▶ [WRITTEN EXERCISE]:
Identify the lines that contain the string "Read" and copy all of them.

▶ [DATA SHOWN]:
******************************
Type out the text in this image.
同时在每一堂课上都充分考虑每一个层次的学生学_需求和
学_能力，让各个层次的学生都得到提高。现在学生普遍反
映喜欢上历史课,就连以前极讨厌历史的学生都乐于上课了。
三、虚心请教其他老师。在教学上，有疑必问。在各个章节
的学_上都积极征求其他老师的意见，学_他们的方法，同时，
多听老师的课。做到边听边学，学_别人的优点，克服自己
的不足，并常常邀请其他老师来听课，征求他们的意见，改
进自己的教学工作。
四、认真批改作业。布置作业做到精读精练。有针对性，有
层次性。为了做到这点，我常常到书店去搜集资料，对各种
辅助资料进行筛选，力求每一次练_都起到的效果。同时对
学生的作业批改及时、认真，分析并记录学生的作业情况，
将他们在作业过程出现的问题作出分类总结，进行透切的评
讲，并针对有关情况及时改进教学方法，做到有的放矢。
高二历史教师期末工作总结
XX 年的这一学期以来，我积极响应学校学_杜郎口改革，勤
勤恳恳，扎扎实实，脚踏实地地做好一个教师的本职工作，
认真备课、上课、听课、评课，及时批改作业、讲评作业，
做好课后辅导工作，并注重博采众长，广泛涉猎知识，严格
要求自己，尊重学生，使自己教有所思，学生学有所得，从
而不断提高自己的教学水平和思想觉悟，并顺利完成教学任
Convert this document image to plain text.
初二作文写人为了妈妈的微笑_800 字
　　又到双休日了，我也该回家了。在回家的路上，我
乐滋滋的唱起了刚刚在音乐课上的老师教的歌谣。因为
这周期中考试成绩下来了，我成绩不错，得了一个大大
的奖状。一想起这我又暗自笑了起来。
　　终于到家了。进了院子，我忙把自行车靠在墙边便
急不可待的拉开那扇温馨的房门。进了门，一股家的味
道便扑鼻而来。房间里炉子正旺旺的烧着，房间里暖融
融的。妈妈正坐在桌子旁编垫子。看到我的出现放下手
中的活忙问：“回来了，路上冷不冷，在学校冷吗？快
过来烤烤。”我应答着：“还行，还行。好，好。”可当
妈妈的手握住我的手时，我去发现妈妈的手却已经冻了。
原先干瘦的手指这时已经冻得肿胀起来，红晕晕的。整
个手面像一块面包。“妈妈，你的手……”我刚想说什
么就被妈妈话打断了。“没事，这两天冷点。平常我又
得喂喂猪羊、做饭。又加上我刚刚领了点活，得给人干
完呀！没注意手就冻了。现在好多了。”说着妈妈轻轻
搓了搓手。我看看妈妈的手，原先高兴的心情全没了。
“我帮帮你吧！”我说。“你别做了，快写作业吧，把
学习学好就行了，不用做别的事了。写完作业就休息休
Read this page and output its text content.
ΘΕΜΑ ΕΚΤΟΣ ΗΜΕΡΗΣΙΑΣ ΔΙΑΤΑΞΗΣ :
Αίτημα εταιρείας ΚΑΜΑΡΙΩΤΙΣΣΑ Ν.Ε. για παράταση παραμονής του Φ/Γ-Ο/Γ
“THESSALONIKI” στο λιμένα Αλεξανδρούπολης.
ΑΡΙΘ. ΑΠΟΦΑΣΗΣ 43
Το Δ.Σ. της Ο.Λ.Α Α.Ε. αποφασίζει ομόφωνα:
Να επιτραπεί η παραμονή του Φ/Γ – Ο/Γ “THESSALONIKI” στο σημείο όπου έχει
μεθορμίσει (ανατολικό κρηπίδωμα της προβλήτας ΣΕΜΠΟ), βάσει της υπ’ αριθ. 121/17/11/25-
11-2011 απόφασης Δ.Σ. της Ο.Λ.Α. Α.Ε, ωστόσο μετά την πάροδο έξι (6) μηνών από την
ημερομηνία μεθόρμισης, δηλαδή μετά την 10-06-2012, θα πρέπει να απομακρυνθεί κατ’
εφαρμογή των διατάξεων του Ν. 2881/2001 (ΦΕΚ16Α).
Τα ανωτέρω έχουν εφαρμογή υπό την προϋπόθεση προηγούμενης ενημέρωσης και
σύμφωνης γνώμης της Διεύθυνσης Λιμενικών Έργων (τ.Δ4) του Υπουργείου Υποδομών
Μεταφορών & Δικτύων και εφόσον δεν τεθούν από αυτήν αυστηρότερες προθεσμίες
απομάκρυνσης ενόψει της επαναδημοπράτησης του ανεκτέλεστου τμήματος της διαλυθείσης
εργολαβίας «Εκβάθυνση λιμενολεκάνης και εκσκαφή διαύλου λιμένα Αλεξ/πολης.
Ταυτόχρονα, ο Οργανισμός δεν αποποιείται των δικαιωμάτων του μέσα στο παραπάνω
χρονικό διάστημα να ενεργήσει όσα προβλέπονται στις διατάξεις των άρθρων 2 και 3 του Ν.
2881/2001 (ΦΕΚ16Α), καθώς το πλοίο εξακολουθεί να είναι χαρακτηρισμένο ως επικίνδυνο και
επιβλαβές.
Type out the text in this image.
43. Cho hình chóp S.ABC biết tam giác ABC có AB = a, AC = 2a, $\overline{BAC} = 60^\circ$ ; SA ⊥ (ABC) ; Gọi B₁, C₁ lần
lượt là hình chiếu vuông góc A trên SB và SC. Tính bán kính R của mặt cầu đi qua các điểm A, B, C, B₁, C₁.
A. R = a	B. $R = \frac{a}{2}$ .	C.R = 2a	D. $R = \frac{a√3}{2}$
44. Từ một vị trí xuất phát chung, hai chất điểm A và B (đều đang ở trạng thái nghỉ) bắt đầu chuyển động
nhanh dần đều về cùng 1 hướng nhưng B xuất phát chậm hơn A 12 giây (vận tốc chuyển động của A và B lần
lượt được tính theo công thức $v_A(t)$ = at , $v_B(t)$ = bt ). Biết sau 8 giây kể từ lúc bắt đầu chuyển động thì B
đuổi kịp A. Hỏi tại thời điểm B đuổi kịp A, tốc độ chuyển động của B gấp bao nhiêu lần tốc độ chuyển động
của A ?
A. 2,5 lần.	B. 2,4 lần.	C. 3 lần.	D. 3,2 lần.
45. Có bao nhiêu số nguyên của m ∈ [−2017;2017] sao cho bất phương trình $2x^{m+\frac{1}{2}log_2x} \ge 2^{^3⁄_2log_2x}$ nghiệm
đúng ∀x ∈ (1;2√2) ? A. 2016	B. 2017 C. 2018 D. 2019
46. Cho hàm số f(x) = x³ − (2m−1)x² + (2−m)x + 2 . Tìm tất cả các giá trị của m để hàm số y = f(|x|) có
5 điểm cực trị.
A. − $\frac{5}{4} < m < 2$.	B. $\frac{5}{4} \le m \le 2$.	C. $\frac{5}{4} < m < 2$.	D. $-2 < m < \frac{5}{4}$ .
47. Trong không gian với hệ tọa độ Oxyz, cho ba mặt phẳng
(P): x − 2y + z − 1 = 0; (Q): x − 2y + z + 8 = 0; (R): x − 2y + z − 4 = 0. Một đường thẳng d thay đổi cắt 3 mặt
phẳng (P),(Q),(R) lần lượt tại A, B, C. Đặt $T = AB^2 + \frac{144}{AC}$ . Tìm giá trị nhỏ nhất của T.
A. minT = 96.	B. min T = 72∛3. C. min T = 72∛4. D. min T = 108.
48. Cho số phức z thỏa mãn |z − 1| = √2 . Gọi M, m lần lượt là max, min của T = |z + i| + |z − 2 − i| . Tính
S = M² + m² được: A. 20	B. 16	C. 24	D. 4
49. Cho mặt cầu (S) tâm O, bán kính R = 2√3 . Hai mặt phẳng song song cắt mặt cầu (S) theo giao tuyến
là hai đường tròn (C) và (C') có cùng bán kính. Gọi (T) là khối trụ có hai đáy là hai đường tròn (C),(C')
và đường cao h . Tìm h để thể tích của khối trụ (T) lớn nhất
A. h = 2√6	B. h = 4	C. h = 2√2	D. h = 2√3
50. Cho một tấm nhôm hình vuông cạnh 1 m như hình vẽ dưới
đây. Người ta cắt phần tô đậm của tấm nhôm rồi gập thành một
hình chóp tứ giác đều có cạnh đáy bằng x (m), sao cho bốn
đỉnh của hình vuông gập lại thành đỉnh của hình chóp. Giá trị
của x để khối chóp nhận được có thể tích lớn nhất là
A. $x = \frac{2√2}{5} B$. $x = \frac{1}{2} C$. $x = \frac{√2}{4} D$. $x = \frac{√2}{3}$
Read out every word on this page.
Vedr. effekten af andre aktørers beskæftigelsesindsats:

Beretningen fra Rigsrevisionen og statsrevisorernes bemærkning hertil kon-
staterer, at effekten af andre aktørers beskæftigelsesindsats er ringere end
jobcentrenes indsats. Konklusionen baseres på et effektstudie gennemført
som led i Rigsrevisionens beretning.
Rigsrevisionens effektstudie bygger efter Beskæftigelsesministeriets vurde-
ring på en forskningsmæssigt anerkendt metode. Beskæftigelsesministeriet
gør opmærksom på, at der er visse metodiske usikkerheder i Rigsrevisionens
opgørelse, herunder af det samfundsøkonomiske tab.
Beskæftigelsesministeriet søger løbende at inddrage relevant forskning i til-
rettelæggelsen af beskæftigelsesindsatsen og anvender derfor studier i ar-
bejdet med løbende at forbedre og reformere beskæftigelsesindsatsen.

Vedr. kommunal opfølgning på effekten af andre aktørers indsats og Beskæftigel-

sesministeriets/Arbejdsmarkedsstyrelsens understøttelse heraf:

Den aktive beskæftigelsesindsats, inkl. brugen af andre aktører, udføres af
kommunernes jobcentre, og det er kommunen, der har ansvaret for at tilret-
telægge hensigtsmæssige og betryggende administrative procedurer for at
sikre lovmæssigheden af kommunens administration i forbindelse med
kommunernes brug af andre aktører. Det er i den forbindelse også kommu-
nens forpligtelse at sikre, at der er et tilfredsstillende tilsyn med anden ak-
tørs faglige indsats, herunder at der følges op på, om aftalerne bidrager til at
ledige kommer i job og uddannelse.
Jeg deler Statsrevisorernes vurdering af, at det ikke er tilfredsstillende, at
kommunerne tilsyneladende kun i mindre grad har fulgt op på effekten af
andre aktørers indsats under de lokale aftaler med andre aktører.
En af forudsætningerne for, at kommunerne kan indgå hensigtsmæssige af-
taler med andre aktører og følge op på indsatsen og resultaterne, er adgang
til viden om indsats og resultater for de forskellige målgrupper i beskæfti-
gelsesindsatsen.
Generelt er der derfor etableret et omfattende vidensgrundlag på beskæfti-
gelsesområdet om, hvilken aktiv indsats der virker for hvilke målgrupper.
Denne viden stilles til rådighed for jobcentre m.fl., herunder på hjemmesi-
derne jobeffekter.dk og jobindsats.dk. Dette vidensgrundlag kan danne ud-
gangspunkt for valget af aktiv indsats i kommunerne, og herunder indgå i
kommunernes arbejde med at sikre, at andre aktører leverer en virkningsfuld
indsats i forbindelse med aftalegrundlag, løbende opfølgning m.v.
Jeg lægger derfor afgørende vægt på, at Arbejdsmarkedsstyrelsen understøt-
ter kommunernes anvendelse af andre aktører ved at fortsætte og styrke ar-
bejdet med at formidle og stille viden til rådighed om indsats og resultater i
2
******************************
▶ [TASK OUTPUT]:
Read this page and output its text content.
Read out every word on this page.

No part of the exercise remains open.